Write out all the material exactly. Leave nothing out.

-- start Dataset content --

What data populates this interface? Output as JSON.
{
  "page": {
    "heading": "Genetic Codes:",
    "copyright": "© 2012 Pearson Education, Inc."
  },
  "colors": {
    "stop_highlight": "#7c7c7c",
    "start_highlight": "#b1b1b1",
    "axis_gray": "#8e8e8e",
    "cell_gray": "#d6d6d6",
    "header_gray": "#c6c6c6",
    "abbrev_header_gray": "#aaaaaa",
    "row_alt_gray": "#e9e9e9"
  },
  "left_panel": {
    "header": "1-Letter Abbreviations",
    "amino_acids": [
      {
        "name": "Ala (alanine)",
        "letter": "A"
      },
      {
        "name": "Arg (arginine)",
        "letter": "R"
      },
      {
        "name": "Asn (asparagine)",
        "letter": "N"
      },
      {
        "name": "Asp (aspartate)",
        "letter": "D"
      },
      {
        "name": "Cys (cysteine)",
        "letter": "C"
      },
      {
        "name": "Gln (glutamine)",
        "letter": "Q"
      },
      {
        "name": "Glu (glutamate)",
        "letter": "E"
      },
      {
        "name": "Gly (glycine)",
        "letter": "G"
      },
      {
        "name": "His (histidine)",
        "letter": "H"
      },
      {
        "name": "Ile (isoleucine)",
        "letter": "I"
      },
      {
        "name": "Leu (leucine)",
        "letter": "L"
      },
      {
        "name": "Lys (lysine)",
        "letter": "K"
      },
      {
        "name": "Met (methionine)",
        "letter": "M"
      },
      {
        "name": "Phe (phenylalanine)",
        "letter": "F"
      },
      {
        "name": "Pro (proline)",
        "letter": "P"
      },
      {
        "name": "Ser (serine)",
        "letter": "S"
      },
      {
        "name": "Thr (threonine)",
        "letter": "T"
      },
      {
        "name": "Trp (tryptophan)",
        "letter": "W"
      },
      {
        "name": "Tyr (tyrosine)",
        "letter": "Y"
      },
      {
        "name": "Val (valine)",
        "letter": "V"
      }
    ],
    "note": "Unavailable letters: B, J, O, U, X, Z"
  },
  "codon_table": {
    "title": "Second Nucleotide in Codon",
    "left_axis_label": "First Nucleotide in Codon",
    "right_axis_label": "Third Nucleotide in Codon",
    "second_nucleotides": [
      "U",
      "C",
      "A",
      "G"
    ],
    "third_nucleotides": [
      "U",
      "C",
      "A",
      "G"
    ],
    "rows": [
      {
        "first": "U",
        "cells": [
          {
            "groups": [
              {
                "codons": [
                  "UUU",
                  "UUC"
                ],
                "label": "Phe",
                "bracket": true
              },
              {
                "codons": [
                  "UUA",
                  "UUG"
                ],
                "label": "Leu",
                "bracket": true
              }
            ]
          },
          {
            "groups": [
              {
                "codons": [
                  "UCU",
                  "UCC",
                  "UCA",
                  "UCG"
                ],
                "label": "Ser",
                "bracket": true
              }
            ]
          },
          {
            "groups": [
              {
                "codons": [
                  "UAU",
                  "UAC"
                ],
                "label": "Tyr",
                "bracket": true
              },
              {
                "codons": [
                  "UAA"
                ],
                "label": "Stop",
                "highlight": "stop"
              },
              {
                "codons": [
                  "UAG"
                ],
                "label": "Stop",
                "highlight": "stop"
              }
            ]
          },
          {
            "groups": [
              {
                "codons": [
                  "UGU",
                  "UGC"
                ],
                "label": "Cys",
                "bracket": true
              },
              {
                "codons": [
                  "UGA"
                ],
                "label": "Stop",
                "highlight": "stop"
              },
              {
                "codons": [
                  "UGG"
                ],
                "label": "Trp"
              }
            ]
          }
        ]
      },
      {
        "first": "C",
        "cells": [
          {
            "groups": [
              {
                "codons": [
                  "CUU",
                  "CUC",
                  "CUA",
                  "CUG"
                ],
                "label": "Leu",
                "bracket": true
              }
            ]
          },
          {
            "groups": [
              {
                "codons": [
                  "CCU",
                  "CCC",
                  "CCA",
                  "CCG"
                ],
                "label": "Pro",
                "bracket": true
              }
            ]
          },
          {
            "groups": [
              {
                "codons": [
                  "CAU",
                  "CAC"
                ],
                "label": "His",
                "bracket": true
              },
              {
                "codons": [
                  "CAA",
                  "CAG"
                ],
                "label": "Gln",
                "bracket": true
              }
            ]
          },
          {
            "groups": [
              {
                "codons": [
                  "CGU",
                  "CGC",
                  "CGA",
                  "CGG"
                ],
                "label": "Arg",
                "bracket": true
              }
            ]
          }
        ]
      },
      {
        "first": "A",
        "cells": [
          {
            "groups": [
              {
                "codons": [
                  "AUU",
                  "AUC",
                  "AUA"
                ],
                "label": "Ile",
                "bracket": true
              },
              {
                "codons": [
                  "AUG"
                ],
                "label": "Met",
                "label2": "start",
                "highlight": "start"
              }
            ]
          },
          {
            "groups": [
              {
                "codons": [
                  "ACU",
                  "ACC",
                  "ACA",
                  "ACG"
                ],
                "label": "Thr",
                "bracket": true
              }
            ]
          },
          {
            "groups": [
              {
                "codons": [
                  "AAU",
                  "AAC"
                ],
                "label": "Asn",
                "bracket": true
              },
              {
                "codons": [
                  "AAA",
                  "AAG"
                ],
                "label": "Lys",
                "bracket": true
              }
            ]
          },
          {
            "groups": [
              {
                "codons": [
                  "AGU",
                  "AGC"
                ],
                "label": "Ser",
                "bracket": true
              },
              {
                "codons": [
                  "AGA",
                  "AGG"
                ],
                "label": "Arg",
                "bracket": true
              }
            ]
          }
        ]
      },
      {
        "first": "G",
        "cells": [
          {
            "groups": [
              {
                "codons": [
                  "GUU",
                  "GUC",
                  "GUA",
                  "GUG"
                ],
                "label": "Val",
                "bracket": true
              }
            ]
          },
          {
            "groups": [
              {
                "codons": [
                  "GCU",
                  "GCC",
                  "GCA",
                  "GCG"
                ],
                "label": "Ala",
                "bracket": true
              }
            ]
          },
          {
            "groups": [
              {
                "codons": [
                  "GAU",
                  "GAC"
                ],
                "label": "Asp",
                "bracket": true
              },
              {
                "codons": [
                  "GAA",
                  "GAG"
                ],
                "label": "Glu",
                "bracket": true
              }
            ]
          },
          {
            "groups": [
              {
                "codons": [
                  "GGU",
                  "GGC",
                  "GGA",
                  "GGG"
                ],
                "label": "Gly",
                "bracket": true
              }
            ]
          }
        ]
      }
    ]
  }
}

-- end Dataset content --

*Expected output*
What data populates this interface? Output as JSON.
{
  "page": {
    "heading": "Genetic Codes:",
    "copyright": "© 2012 Pearson Education, Inc."
  },
  "colors": {
    "stop_highlight": "#7c7c7c",
    "start_highlight": "#b1b1b1",
    "axis_gray": "#8e8e8e",
    "cell_gray": "#d6d6d6",
    "header_gray": "#c6c6c6",
    "abbrev_header_gray": "#aaaaaa",
    "row_alt_gray": "#e9e9e9"
  },
  "left_panel": {
    "header": "1-Letter Abbreviations",
    "amino_acids": [
      {
        "name": "Ala (alanine)",
        "letter": "A"
      },
      {
        "name": "Arg (arginine)",
        "letter": "R"
      },
      {
        "name": "Asn (asparagine)",
        "letter": "N"
      },
      {
        "name": "Asp (aspartate)",
        "letter": "D"
      },
      {
        "name": "Cys (cysteine)",
        "letter": "C"
      },
      {
        "name": "Gln (glutamine)",
        "letter": "Q"
      },
      {
        "name": "Glu (glutamate)",
        "letter": "E"
      },
      {
        "name": "Gly (glycine)",
        "letter": "G"
      },
      {
        "name": "His (histidine)",
        "letter": "H"
      },
      {
        "name": "Ile (isoleucine)",
        "letter": "I"
      },
      {
        "name": "Leu (leucine)",
        "letter": "L"
      },
      {
        "name": "Lys (lysine)",
        "letter": "K"
      },
      {
        "name": "Met (methionine)",
        "letter": "M"
      },
      {
        "name": "Phe (phenylalanine)",
        "letter": "F"
      },
      {
        "name": "Pro (proline)",
        "letter": "P"
      },
      {
        "name": "Ser (serine)",
        "letter": "S"
      },
      {
        "name": "Thr (threonine)",
        "letter": "T"
      },
      {
        "name": "Trp (tryptophan)",
        "letter": "W"
      },
      {
        "name": "Tyr (tyrosine)",
        "letter": "Y"
      },
      {
        "name": "Val (valine)",
        "letter": "V"
      }
    ],
    "note": "Unavailable letters: B, J, O, U, X, Z"
  },
  "codon_table": {
    "title": "Second Nucleotide in Codon",
    "left_axis_label": "First Nucleotide in Codon",
    "right_axis_label": "Third Nucleotide in Codon",
    "second_nucleotides": [
      "U",
      "C",
      "A",
      "G"
    ],
    "third_nucleotides": [
      "U",
      "C",
      "A",
      "G"
    ],
    "rows": [
      {
        "first": "U",
        "cells": [
          {
            "groups": [
              {
                "codons": [
                  "UUU",
                  "UUC"
                ],
                "label": "Phe",
                "bracket": true
              },
              {
                "codons": [
                  "UUA",
                  "UUG"
                ],
                "label": "Leu",
                "bracket": true
              }
            ]
          },
          {
            "groups": [
              {
                "codons": [
                  "UCU",
                  "UCC",
                  "UCA",
                  "UCG"
                ],
                "label": "Ser",
                "bracket": true
              }
            ]
          },
          {
            "groups": [
              {
                "codons": [
                  "UAU",
                  "UAC"
                ],
                "label": "Tyr",
                "bracket": true
              },
              {
                "codons": [
                  "UAA"
                ],
                "label": "Stop",
                "highlight": "stop"
              },
              {
                "codons": [
                  "UAG"
                ],
                "label": "Stop",
                "highlight": "stop"
              }
            ]
          },
          {
            "groups": [
              {
                "codons": [
                  "UGU",
                  "UGC"
                ],
                "label": "Cys",
                "bracket": true
              },
              {
                "codons": [
                  "UGA"
                ],
                "label": "Stop",
                "highlight": "stop"
              },
              {
                "codons": [
                  "UGG"
                ],
                "label": "Trp"
              }
            ]
          }
        ]
      },
      {
        "first": "C",
        "cells": [
          {
            "groups": [
              {
                "codons": [
                  "CUU",
                  "CUC",
                  "CUA",
                  "CUG"
                ],
                "label": "Leu",
                "bracket": true
              }
            ]
          },
          {
            "groups": [
              {
                "codons": [
                  "CCU",
                  "CCC",
                  "CCA",
                  "CCG"
                ],
                "label": "Pro",
                "bracket": true
              }
            ]
          },
          {
            "groups": [
              {
                "codons": [
                  "CAU",
                  "CAC"
                ],
                "label": "His",
                "bracket": true
              },
              {
                "codons": [
                  "CAA",
                  "CAG"
                ],
                "label": "Gln",
                "bracket": true
              }
            ]
          },
          {
            "groups": [
              {
                "codons": [
                  "CGU",
                  "CGC",
                  "CGA",
                  "CGG"
                ],
                "label": "Arg",
                "bracket": true
              }
            ]
          }
        ]
      },
      {
        "first": "A",
        "cells": [
          {
            "groups": [
              {
                "codons": [
                  "AUU",
                  "AUC",
                  "AUA"
                ],
                "label": "Ile",
                "bracket": true
              },
              {
                "codons": [
                  "AUG"
                ],
                "label": "Met",
                "label2": "start",
                "highlight": "start"
              }
            ]
          },
          {
            "groups": [
              {
                "codons": [
                  "ACU",
                  "ACC",
                  "ACA",
                  "ACG"
                ],
                "label": "Thr",
                "bracket": true
              }
            ]
          },
          {
            "groups": [
              {
                "codons": [
                  "AAU",
                  "AAC"
                ],
                "label": "Asn",
                "bracket": true
              },
              {
                "codons": [
                  "AAA",
                  "AAG"
                ],
                "label": "Lys",
                "bracket": true
              }
            ]
          },
          {
            "groups": [
              {
                "codons": [
                  "AGU",
                  "AGC"
                ],
                "label": "Ser",
                "bracket": true
              },
              {
                "codons": [
                  "AGA",
                  "AGG"
                ],
                "label": "Arg",
                "bracket": true
              }
            ]
          }
        ]
      },
      {
        "first": "G",
        "cells": [
          {
            "groups": [
              {
                "codons": [
                  "GUU",
                  "GUC",
                  "GUA",
                  "GUG"
                ],
                "label": "Val",
                "bracket": true
              }
            ]
          },
          {
            "groups": [
              {
                "codons": [
                  "GCU",
                  "GCC",
                  "GCA",
                  "GCG"
                ],
                "label": "Ala",
                "bracket": true
              }
            ]
          },
          {
            "groups": [
              {
                "codons": [
                  "GAU",
                  "GAC"
                ],
                "label": "Asp",
                "bracket": true
              },
              {
                "codons": [
                  "GAA",
                  "GAG"
                ],
                "label": "Glu",
                "bracket": true
              }
            ]
          },
          {
            "groups": [
              {
                "codons": [
                  "GGU",
                  "GGC",
                  "GGA",
                  "GGG"
                ],
                "label": "Gly",
                "bracket": true
              }
            ]
          }
        ]
      }
    ]
  }
}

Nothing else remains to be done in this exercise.